- **PROBLEM DETAILS**:
Keep only the lines of the listing that include the word "Reward", and copy them.

··· PROVIDED RECORDS ···

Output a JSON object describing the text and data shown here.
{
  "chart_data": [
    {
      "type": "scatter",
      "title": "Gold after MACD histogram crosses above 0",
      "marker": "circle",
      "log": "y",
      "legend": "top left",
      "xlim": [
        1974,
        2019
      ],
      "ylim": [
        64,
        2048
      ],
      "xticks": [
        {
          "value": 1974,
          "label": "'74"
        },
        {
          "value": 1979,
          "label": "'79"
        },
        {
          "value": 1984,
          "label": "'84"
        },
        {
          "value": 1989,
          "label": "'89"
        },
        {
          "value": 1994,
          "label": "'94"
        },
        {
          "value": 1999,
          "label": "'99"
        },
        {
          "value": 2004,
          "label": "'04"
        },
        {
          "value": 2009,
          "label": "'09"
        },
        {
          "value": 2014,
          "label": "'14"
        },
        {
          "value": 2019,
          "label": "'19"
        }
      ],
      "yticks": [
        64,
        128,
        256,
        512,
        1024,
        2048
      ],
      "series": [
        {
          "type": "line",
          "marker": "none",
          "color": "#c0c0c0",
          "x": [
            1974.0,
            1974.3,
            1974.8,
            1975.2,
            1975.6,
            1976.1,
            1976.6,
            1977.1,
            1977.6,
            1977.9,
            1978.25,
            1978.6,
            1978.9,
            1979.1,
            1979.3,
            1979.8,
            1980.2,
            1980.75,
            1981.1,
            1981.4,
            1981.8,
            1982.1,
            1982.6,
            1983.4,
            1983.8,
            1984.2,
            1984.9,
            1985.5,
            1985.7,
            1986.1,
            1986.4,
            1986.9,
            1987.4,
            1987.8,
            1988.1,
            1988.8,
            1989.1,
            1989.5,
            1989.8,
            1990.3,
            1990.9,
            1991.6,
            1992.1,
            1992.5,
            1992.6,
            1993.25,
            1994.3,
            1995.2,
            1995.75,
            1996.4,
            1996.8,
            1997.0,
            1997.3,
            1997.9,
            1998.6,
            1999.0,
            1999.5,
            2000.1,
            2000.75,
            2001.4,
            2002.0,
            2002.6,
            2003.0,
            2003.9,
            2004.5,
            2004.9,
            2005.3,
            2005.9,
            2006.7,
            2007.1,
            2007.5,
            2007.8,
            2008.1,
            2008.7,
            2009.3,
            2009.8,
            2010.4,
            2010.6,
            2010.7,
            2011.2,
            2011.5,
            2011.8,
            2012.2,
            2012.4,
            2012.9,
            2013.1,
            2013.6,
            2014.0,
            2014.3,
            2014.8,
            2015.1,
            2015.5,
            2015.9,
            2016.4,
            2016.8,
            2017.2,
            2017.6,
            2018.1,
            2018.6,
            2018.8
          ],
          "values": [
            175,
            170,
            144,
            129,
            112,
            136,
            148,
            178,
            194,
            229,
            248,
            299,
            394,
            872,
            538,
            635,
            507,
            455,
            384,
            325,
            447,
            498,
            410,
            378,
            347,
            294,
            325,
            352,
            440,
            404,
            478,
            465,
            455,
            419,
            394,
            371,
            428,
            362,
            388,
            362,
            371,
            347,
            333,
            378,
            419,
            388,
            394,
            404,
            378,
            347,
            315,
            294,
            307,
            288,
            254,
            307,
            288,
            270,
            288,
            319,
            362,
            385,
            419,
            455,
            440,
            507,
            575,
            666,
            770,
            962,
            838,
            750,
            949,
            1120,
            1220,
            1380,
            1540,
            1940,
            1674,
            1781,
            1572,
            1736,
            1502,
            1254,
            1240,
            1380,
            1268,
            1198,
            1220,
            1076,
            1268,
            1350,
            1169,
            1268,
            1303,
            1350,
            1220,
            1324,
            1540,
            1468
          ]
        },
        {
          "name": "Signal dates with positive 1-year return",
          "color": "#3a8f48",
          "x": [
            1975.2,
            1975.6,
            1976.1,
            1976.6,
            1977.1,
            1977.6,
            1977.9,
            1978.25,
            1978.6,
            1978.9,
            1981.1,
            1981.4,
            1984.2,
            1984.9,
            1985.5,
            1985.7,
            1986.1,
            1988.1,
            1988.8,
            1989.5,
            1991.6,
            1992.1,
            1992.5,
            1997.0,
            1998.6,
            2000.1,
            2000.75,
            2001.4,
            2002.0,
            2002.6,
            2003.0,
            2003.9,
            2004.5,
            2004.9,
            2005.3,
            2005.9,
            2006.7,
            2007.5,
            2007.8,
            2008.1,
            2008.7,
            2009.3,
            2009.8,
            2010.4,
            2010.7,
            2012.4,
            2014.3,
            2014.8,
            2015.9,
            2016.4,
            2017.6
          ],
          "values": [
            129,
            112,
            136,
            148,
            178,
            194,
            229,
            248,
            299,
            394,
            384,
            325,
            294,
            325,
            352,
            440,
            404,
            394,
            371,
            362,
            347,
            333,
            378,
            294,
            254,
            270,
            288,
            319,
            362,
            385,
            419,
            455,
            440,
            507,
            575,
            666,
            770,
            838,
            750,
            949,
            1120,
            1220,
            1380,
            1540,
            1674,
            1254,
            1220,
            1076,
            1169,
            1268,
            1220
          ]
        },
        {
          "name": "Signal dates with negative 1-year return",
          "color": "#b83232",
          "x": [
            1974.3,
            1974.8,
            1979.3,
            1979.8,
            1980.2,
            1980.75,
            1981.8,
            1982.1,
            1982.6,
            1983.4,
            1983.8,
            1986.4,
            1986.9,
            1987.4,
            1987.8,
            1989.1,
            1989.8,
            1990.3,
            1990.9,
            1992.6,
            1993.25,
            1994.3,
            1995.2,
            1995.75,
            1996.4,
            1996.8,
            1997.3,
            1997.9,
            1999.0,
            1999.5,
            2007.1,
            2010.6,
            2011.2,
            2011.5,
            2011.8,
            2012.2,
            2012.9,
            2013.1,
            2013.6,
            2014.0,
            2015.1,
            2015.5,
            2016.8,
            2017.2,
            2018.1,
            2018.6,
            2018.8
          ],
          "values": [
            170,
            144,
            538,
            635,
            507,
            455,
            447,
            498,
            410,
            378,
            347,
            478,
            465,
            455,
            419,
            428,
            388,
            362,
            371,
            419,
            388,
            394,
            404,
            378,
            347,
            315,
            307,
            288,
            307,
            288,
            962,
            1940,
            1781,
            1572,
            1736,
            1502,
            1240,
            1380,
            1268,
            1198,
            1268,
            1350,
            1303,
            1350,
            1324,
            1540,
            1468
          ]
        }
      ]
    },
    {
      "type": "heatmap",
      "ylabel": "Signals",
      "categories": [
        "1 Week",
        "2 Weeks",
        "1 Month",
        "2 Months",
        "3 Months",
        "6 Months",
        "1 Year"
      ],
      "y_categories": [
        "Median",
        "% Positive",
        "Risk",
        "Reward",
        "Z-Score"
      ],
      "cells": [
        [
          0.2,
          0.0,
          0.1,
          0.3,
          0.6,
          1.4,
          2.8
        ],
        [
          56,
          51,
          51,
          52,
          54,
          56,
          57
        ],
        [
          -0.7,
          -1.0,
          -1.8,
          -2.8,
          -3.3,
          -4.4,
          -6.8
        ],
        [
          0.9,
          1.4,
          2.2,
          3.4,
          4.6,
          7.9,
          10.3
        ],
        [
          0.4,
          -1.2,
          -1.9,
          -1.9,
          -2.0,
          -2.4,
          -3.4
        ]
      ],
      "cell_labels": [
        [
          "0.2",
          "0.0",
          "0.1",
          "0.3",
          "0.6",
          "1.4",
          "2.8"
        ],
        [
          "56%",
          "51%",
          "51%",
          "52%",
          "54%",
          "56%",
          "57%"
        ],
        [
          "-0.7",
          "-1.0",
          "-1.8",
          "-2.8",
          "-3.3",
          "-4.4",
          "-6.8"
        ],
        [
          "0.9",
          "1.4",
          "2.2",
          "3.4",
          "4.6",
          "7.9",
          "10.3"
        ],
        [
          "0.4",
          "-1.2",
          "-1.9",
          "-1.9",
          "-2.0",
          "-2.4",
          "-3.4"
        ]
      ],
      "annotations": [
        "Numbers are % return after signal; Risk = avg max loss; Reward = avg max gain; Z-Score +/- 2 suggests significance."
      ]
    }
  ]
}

···

- **ANSWER TO THIS TASK**:
        "Reward",
        "Numbers are % return after signal; Risk = avg max loss; Reward = avg max gain; Z-Score +/- 2 suggests significance."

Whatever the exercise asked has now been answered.